Set exercise -
Output every entry exactly as written, but omit the pictures.

Dataset excerpt -
• • • • •

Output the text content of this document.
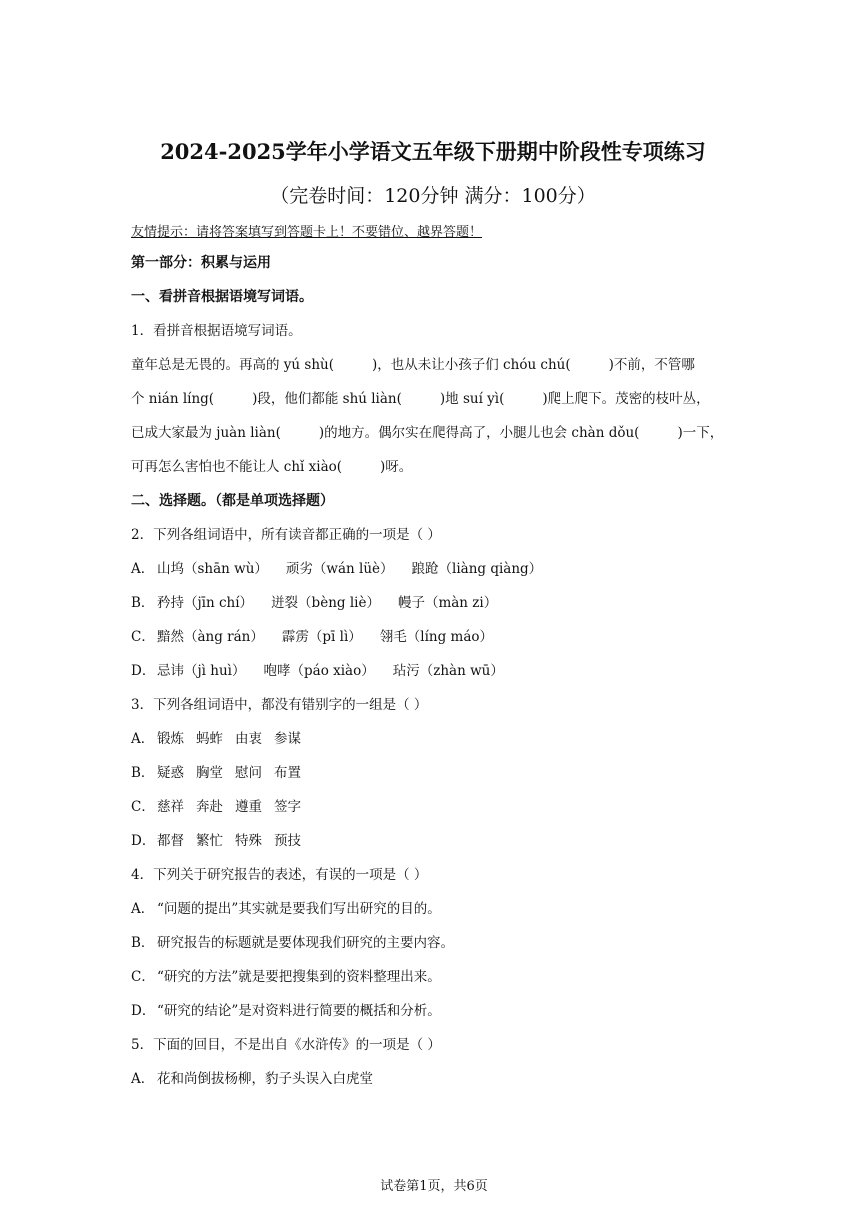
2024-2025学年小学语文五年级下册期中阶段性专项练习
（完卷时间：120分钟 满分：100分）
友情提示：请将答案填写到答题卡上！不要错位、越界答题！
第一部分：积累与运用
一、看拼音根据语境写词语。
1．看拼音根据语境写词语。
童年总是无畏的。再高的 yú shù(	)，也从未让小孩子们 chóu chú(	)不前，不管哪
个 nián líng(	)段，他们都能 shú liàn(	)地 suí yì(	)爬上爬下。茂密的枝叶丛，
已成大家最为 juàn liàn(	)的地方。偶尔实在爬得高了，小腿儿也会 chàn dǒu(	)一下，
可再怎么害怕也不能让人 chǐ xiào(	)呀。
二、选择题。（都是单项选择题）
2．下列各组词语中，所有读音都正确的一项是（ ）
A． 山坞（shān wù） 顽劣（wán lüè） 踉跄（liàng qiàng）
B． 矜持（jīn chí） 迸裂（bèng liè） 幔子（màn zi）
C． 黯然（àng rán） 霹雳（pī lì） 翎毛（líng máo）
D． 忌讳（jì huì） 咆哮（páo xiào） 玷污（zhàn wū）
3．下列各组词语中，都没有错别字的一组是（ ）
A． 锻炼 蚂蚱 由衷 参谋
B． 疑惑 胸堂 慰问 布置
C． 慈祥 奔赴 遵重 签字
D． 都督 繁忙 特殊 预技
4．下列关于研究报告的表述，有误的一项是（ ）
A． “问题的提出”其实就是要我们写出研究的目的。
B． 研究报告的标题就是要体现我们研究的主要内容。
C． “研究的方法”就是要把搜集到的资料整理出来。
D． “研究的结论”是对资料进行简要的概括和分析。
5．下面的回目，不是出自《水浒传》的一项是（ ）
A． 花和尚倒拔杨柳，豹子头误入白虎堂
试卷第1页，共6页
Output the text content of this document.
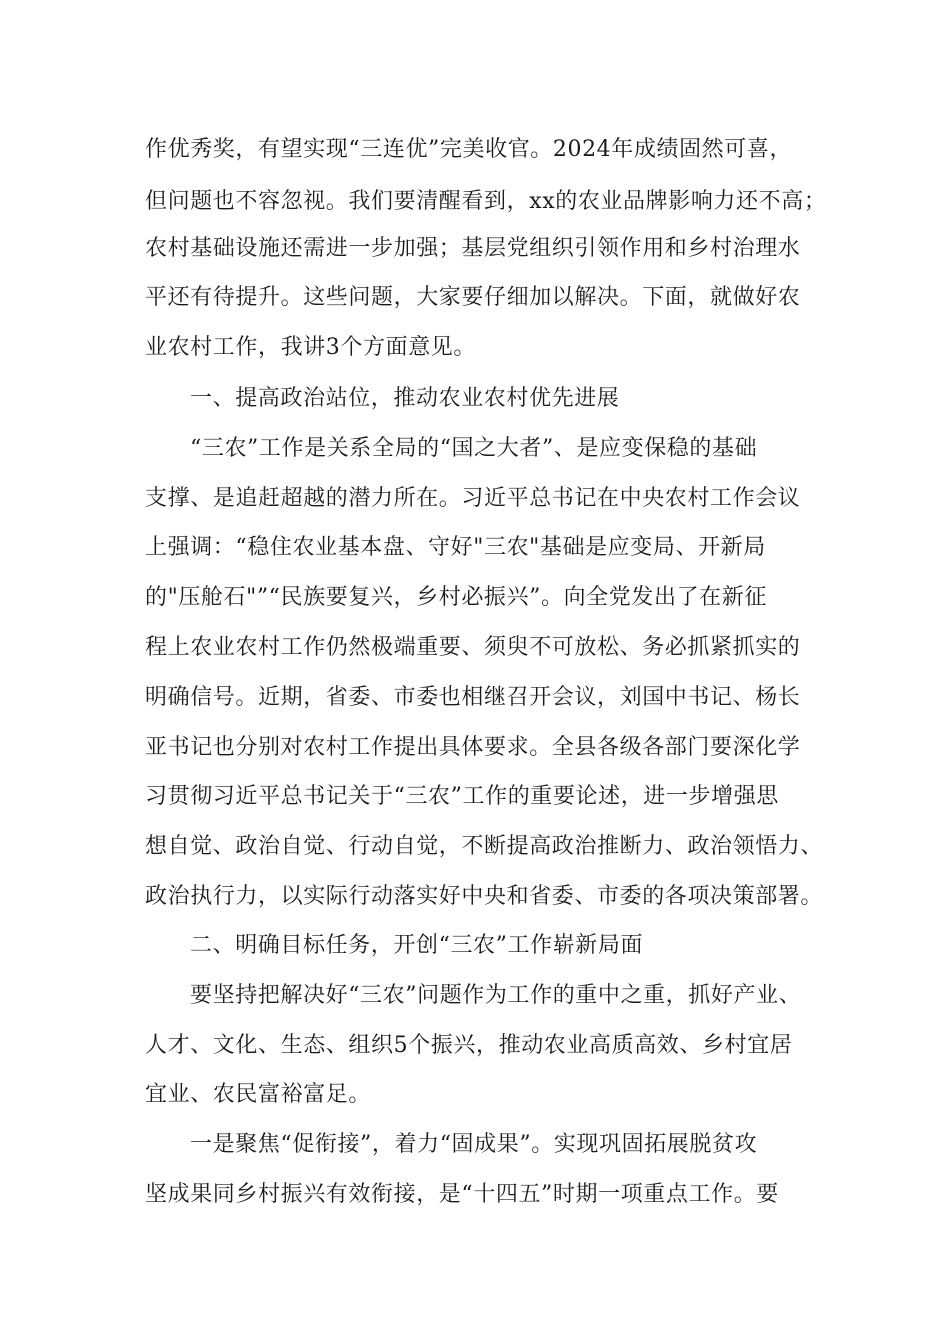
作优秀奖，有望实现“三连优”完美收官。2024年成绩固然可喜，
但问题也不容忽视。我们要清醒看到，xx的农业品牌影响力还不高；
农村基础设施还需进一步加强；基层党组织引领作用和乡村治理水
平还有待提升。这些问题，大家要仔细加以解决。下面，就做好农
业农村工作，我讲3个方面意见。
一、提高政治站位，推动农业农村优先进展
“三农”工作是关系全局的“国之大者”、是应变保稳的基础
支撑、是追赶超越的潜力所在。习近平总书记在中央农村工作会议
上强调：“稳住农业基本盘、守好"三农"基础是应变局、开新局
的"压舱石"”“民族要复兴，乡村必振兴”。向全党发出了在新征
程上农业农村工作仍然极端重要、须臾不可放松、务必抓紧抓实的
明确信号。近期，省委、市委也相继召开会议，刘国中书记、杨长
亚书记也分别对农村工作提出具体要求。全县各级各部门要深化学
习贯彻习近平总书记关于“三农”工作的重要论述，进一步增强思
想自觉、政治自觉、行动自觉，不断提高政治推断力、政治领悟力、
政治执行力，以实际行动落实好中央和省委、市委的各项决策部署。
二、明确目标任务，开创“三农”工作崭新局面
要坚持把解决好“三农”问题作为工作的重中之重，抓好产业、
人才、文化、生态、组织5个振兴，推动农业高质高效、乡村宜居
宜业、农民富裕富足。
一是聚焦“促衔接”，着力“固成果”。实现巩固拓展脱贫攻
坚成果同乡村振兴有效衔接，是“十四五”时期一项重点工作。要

• • • • •

Final result -
Output the text content of this document.
2024-2025学年小学语文五年级下册期中阶段性专项练习
（完卷时间：120分钟 满分：100分）
友情提示：请将答案填写到答题卡上！不要错位、越界答题！
第一部分：积累与运用
一、看拼音根据语境写词语。
1．看拼音根据语境写词语。
童年总是无畏的。再高的 yú shù(	)，也从未让小孩子们 chóu chú(	)不前，不管哪
个 nián líng(	)段，他们都能 shú liàn(	)地 suí yì(	)爬上爬下。茂密的枝叶丛，
已成大家最为 juàn liàn(	)的地方。偶尔实在爬得高了，小腿儿也会 chàn dǒu(	)一下，
可再怎么害怕也不能让人 chǐ xiào(	)呀。
二、选择题。（都是单项选择题）
2．下列各组词语中，所有读音都正确的一项是（ ）
A． 山坞（shān wù） 顽劣（wán lüè） 踉跄（liàng qiàng）
B． 矜持（jīn chí） 迸裂（bèng liè） 幔子（màn zi）
C． 黯然（àng rán） 霹雳（pī lì） 翎毛（líng máo）
D． 忌讳（jì huì） 咆哮（páo xiào） 玷污（zhàn wū）
3．下列各组词语中，都没有错别字的一组是（ ）
A． 锻炼 蚂蚱 由衷 参谋
B． 疑惑 胸堂 慰问 布置
C． 慈祥 奔赴 遵重 签字
D． 都督 繁忙 特殊 预技
4．下列关于研究报告的表述，有误的一项是（ ）
A． “问题的提出”其实就是要我们写出研究的目的。
B． 研究报告的标题就是要体现我们研究的主要内容。
C． “研究的方法”就是要把搜集到的资料整理出来。
D． “研究的结论”是对资料进行简要的概括和分析。
5．下面的回目，不是出自《水浒传》的一项是（ ）
A． 花和尚倒拔杨柳，豹子头误入白虎堂
试卷第1页，共6页
Output the text content of this document.
作优秀奖，有望实现“三连优”完美收官。2024年成绩固然可喜，
但问题也不容忽视。我们要清醒看到，xx的农业品牌影响力还不高；
农村基础设施还需进一步加强；基层党组织引领作用和乡村治理水
平还有待提升。这些问题，大家要仔细加以解决。下面，就做好农
业农村工作，我讲3个方面意见。
一、提高政治站位，推动农业农村优先进展
“三农”工作是关系全局的“国之大者”、是应变保稳的基础
支撑、是追赶超越的潜力所在。习近平总书记在中央农村工作会议
上强调：“稳住农业基本盘、守好"三农"基础是应变局、开新局
的"压舱石"”“民族要复兴，乡村必振兴”。向全党发出了在新征
程上农业农村工作仍然极端重要、须臾不可放松、务必抓紧抓实的
明确信号。近期，省委、市委也相继召开会议，刘国中书记、杨长
亚书记也分别对农村工作提出具体要求。全县各级各部门要深化学
习贯彻习近平总书记关于“三农”工作的重要论述，进一步增强思
想自觉、政治自觉、行动自觉，不断提高政治推断力、政治领悟力、
政治执行力，以实际行动落实好中央和省委、市委的各项决策部署。
二、明确目标任务，开创“三农”工作崭新局面
要坚持把解决好“三农”问题作为工作的重中之重，抓好产业、
人才、文化、生态、组织5个振兴，推动农业高质高效、乡村宜居
宜业、农民富裕富足。
一是聚焦“促衔接”，着力“固成果”。实现巩固拓展脱贫攻
坚成果同乡村振兴有效衔接，是“十四五”时期一项重点工作。要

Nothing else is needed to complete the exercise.